WRITTEN PROBLEM: Tally the lines below that contain "Badanie". The number is the whole answer.

[begin SUPPLIED INFORMATION]

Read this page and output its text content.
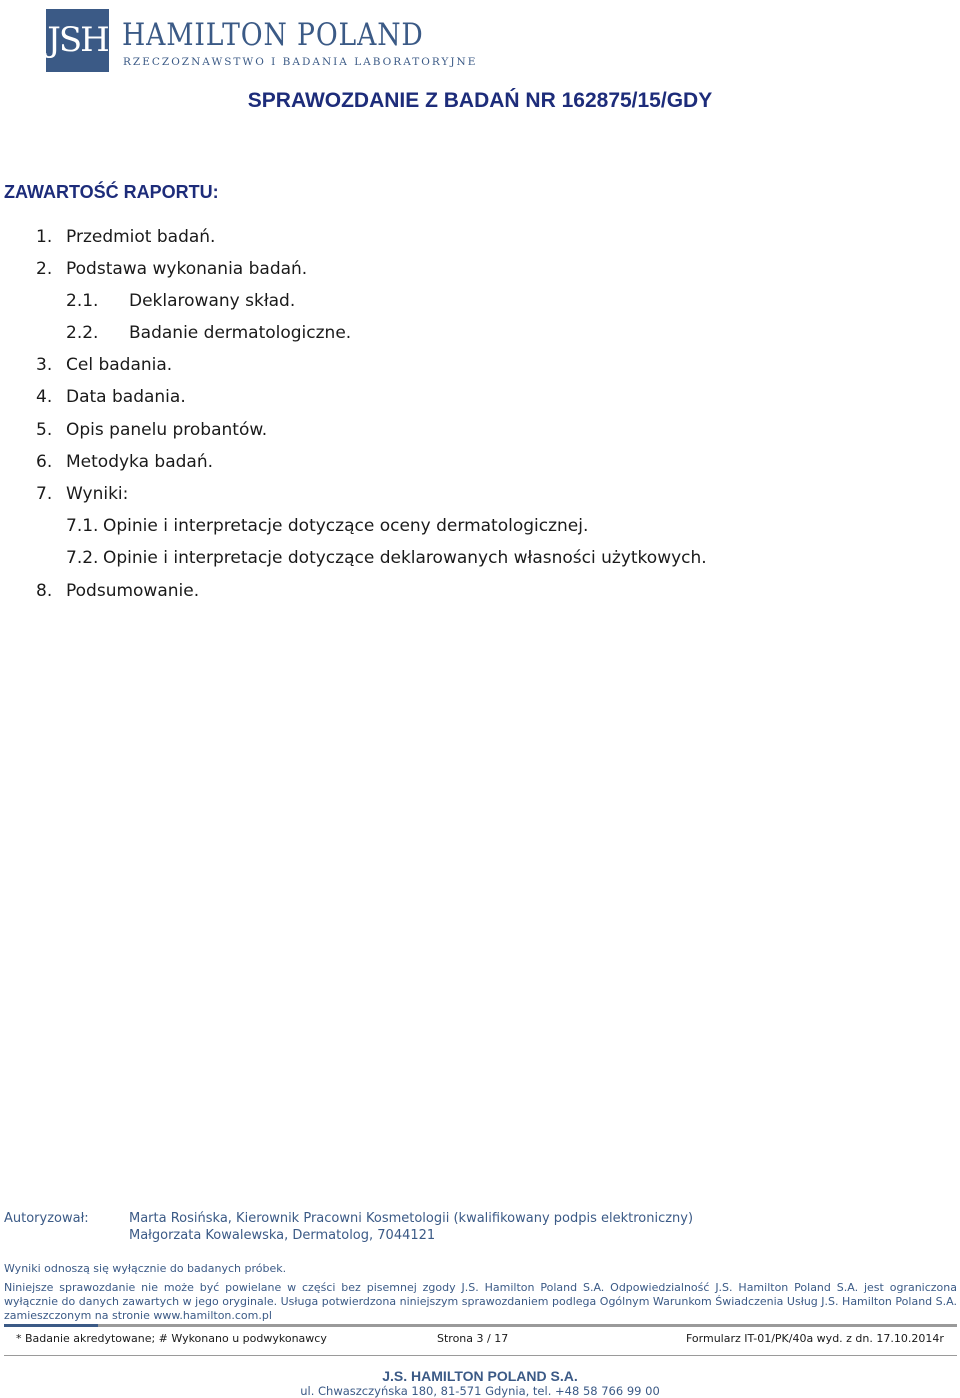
JSH HAMILTON POLAND
RZECZOZNAWSTWO I BADANIA LABORATORYJNE
SPRAWOZDANIE Z BADAŃ NR 162875/15/GDY
ZAWARTOŚĆ RAPORTU:
1. Przedmiot badań.
2. Podstawa wykonania badań.
2.1. Deklarowany skład.
2.2. Badanie dermatologiczne.
3. Cel badania.
4. Data badania.
5. Opis panelu probantów.
6. Metodyka badań.
7. Wyniki:
7.1. Opinie i interpretacje dotyczące oceny dermatologicznej.
7.2. Opinie i interpretacje dotyczące deklarowanych własności użytkowych.
8. Podsumowanie.
Autoryzował:	Marta Rosińska, Kierownik Pracowni Kosmetologii (kwalifikowany podpis elektroniczny)
Małgorzata Kowalewska, Dermatolog, 7044121
Wyniki odnoszą się wyłącznie do badanych próbek.
Niniejsze sprawozdanie nie może być powielane w części bez pisemnej zgody J.S. Hamilton Poland S.A. Odpowiedzialność J.S. Hamilton Poland S.A. jest ograniczona wyłącznie do danych zawartych w jego oryginale. Usługa potwierdzona niniejszym sprawozdaniem podlega Ogólnym Warunkom Świadczenia Usług J.S. Hamilton Poland S.A. zamieszczonym na stronie www.hamilton.com.pl
* Badanie akredytowane; # Wykonano u podwykonawcy	Strona 3 / 17	Formularz IT-01/PK/40a wyd. z dn. 17.10.2014r
J.S. HAMILTON POLAND S.A.
ul. Chwaszczyńska 180, 81-571 Gdynia, tel. +48 58 766 99 00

[end SUPPLIED INFORMATION]

COMPLETE RESPONSE: 2